(Saved entries)
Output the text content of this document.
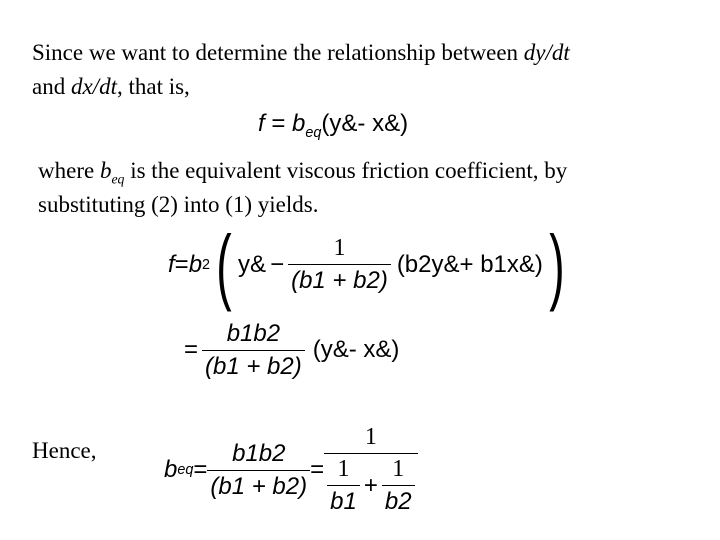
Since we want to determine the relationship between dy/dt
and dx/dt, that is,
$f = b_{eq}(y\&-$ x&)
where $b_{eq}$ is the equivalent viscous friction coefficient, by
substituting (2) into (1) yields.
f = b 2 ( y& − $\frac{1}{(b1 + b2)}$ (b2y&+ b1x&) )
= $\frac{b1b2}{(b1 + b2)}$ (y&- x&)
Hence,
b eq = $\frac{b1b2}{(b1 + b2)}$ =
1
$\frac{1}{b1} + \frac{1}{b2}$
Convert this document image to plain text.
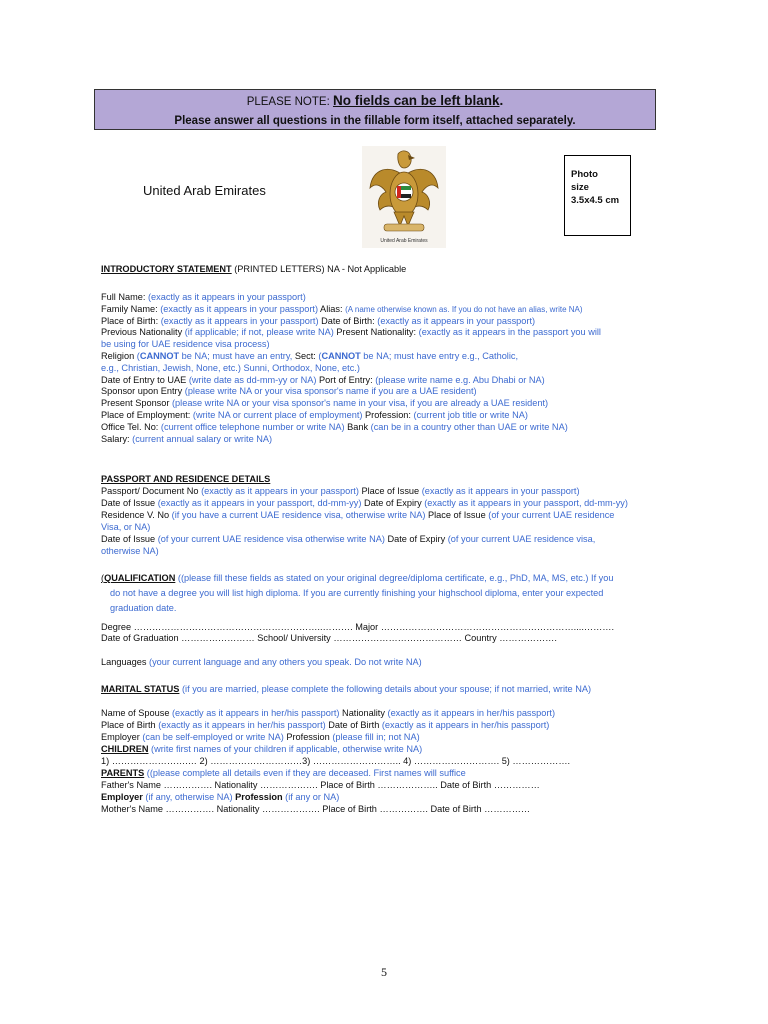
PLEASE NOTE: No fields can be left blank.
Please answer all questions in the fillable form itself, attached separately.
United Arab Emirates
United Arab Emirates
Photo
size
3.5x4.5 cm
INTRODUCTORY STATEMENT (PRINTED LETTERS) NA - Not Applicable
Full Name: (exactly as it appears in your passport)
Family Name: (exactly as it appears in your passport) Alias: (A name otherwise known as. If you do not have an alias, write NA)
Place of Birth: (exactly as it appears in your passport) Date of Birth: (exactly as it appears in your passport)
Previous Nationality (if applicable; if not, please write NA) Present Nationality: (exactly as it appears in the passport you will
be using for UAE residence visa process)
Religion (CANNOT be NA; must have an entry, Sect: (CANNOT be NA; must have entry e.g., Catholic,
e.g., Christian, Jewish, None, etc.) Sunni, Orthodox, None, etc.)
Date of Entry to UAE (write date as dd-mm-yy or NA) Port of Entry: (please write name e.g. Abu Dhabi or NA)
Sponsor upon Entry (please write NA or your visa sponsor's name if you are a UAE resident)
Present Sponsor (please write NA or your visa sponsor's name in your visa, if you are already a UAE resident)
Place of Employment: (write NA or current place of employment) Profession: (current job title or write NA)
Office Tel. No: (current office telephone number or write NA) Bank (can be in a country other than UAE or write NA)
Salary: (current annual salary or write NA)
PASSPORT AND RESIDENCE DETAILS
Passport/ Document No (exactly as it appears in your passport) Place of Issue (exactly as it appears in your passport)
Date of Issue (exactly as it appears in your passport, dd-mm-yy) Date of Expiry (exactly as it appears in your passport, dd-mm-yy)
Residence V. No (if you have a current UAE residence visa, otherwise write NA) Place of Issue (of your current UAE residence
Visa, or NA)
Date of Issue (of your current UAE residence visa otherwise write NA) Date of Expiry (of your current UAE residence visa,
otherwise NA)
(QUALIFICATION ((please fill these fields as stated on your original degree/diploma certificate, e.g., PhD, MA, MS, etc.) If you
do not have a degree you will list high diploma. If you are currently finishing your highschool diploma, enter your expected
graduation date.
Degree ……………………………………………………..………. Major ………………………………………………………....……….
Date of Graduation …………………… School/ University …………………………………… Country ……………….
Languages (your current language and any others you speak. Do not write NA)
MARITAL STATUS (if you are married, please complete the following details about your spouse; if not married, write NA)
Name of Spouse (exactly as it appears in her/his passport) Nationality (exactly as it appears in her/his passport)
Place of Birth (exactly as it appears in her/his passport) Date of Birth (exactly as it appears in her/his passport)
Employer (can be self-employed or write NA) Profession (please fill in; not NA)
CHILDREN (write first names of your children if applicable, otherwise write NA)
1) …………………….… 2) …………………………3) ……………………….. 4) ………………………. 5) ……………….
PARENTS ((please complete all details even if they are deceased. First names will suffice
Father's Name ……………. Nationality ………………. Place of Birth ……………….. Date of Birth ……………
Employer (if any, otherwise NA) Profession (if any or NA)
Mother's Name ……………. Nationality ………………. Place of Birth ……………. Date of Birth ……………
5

- _TASK STATEMENT_
Transcribe every entry above exactly. Omit all pictures.

- _FULL OUTPUT_
Output the text content of this document.
Since we want to determine the relationship between dy/dt
and dx/dt, that is,
$f = b_{eq}(y\&-$ x&)
where $b_{eq}$ is the equivalent viscous friction coefficient, by
substituting (2) into (1) yields.
f = b 2 ( y& − $\frac{1}{(b1 + b2)}$ (b2y&+ b1x&) )
= $\frac{b1b2}{(b1 + b2)}$ (y&- x&)
Hence,
b eq = $\frac{b1b2}{(b1 + b2)}$ =
1
$\frac{1}{b1} + \frac{1}{b2}$
Convert this document image to plain text.
PLEASE NOTE: No fields can be left blank.
Please answer all questions in the fillable form itself, attached separately.
United Arab Emirates
United Arab Emirates
Photo
size
3.5x4.5 cm
INTRODUCTORY STATEMENT (PRINTED LETTERS) NA - Not Applicable
Full Name: (exactly as it appears in your passport)
Family Name: (exactly as it appears in your passport) Alias: (A name otherwise known as. If you do not have an alias, write NA)
Place of Birth: (exactly as it appears in your passport) Date of Birth: (exactly as it appears in your passport)
Previous Nationality (if applicable; if not, please write NA) Present Nationality: (exactly as it appears in the passport you will
be using for UAE residence visa process)
Religion (CANNOT be NA; must have an entry, Sect: (CANNOT be NA; must have entry e.g., Catholic,
e.g., Christian, Jewish, None, etc.) Sunni, Orthodox, None, etc.)
Date of Entry to UAE (write date as dd-mm-yy or NA) Port of Entry: (please write name e.g. Abu Dhabi or NA)
Sponsor upon Entry (please write NA or your visa sponsor's name if you are a UAE resident)
Present Sponsor (please write NA or your visa sponsor's name in your visa, if you are already a UAE resident)
Place of Employment: (write NA or current place of employment) Profession: (current job title or write NA)
Office Tel. No: (current office telephone number or write NA) Bank (can be in a country other than UAE or write NA)
Salary: (current annual salary or write NA)
PASSPORT AND RESIDENCE DETAILS
Passport/ Document No (exactly as it appears in your passport) Place of Issue (exactly as it appears in your passport)
Date of Issue (exactly as it appears in your passport, dd-mm-yy) Date of Expiry (exactly as it appears in your passport, dd-mm-yy)
Residence V. No (if you have a current UAE residence visa, otherwise write NA) Place of Issue (of your current UAE residence
Visa, or NA)
Date of Issue (of your current UAE residence visa otherwise write NA) Date of Expiry (of your current UAE residence visa,
otherwise NA)
(QUALIFICATION ((please fill these fields as stated on your original degree/diploma certificate, e.g., PhD, MA, MS, etc.) If you
do not have a degree you will list high diploma. If you are currently finishing your highschool diploma, enter your expected
graduation date.
Degree ……………………………………………………..………. Major ………………………………………………………....……….
Date of Graduation …………………… School/ University …………………………………… Country ……………….
Languages (your current language and any others you speak. Do not write NA)
MARITAL STATUS (if you are married, please complete the following details about your spouse; if not married, write NA)
Name of Spouse (exactly as it appears in her/his passport) Nationality (exactly as it appears in her/his passport)
Place of Birth (exactly as it appears in her/his passport) Date of Birth (exactly as it appears in her/his passport)
Employer (can be self-employed or write NA) Profession (please fill in; not NA)
CHILDREN (write first names of your children if applicable, otherwise write NA)
1) …………………….… 2) …………………………3) ……………………….. 4) ………………………. 5) ……………….
PARENTS ((please complete all details even if they are deceased. First names will suffice
Father's Name ……………. Nationality ………………. Place of Birth ……………….. Date of Birth ……………
Employer (if any, otherwise NA) Profession (if any or NA)
Mother's Name ……………. Nationality ………………. Place of Birth ……………. Date of Birth ……………
5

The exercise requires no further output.